Task material:
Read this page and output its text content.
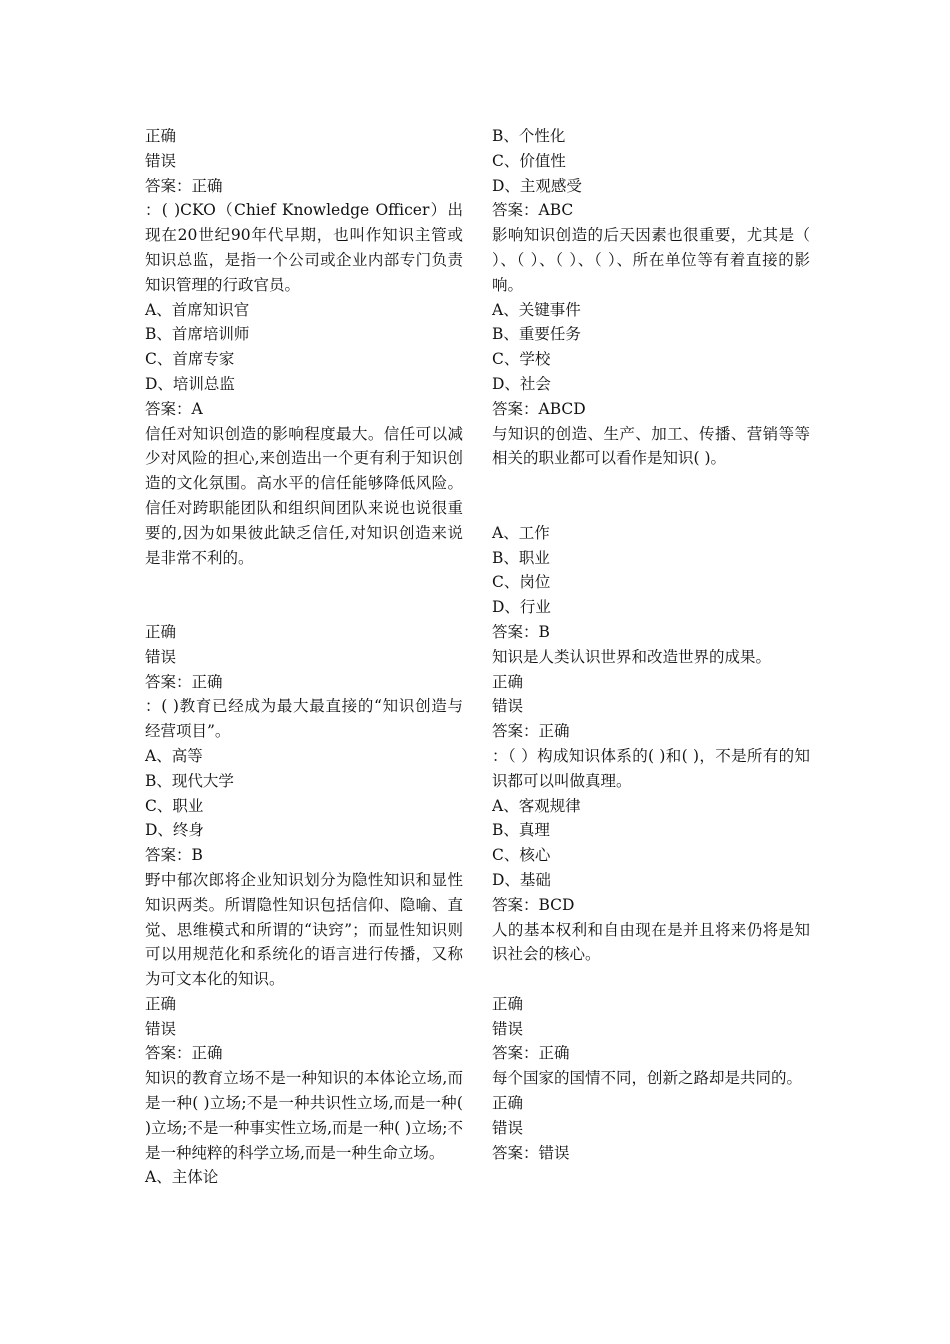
正确
错误
答案：正确
：( )CKO（Chief Knowledge Officer）出现在20世纪90年代早期，也叫作知识主管或知识总监，是指一个公司或企业内部专门负责知识管理的行政官员。
A、首席知识官
B、首席培训师
C、首席专家
D、培训总监
答案：A
信任对知识创造的影响程度最大。信任可以减少对风险的担心,来创造出一个更有利于知识创造的文化氛围。高水平的信任能够降低风险。信任对跨职能团队和组织间团队来说也说很重要的,因为如果彼此缺乏信任,对知识创造来说是非常不利的。
正确
错误
答案：正确
：( )教育已经成为最大最直接的“知识创造与经营项目”。
A、高等
B、现代大学
C、职业
D、终身
答案：B
野中郁次郎将企业知识划分为隐性知识和显性知识两类。所谓隐性知识包括信仰、隐喻、直觉、思维模式和所谓的“诀窍”；而显性知识则可以用规范化和系统化的语言进行传播，又称为可文本化的知识。
正确
错误
答案：正确
知识的教育立场不是一种知识的本体论立场,而是一种( )立场;不是一种共识性立场,而是一种( )立场;不是一种事实性立场,而是一种( )立场;不是一种纯粹的科学立场,而是一种生命立场。
A、主体论
B、个性化
C、价值性
D、主观感受
答案：ABC
影响知识创造的后天因素也很重要，尤其是（ ）、（ ）、（ ）、（ ）、所在单位等有着直接的影响。
A、关键事件
B、重要任务
C、学校
D、社会
答案：ABCD
与知识的创造、生产、加工、传播、营销等等相关的职业都可以看作是知识( )。
A、工作
B、职业
C、岗位
D、行业
答案：B
知识是人类认识世界和改造世界的成果。
正确
错误
答案：正确
：（ ）构成知识体系的( )和( )，不是所有的知识都可以叫做真理。
A、客观规律
B、真理
C、核心
D、基础
答案：BCD
人的基本权利和自由现在是并且将来仍将是知识社会的核心。
正确
错误
答案：正确
每个国家的国情不同，创新之路却是共同的。
正确
错误
答案：错误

The exercise: Return the records exactly. Don't carry the pictures over.

The completed task:
Read this page and output its text content.
正确
错误
答案：正确
：( )CKO（Chief Knowledge Officer）出现在20世纪90年代早期，也叫作知识主管或知识总监，是指一个公司或企业内部专门负责知识管理的行政官员。
A、首席知识官
B、首席培训师
C、首席专家
D、培训总监
答案：A
信任对知识创造的影响程度最大。信任可以减少对风险的担心,来创造出一个更有利于知识创造的文化氛围。高水平的信任能够降低风险。信任对跨职能团队和组织间团队来说也说很重要的,因为如果彼此缺乏信任,对知识创造来说是非常不利的。
正确
错误
答案：正确
：( )教育已经成为最大最直接的“知识创造与经营项目”。
A、高等
B、现代大学
C、职业
D、终身
答案：B
野中郁次郎将企业知识划分为隐性知识和显性知识两类。所谓隐性知识包括信仰、隐喻、直觉、思维模式和所谓的“诀窍”；而显性知识则可以用规范化和系统化的语言进行传播，又称为可文本化的知识。
正确
错误
答案：正确
知识的教育立场不是一种知识的本体论立场,而是一种( )立场;不是一种共识性立场,而是一种( )立场;不是一种事实性立场,而是一种( )立场;不是一种纯粹的科学立场,而是一种生命立场。
A、主体论
B、个性化
C、价值性
D、主观感受
答案：ABC
影响知识创造的后天因素也很重要，尤其是（ ）、（ ）、（ ）、（ ）、所在单位等有着直接的影响。
A、关键事件
B、重要任务
C、学校
D、社会
答案：ABCD
与知识的创造、生产、加工、传播、营销等等相关的职业都可以看作是知识( )。
A、工作
B、职业
C、岗位
D、行业
答案：B
知识是人类认识世界和改造世界的成果。
正确
错误
答案：正确
：（ ）构成知识体系的( )和( )，不是所有的知识都可以叫做真理。
A、客观规律
B、真理
C、核心
D、基础
答案：BCD
人的基本权利和自由现在是并且将来仍将是知识社会的核心。
正确
错误
答案：正确
每个国家的国情不同，创新之路却是共同的。
正确
错误
答案：错误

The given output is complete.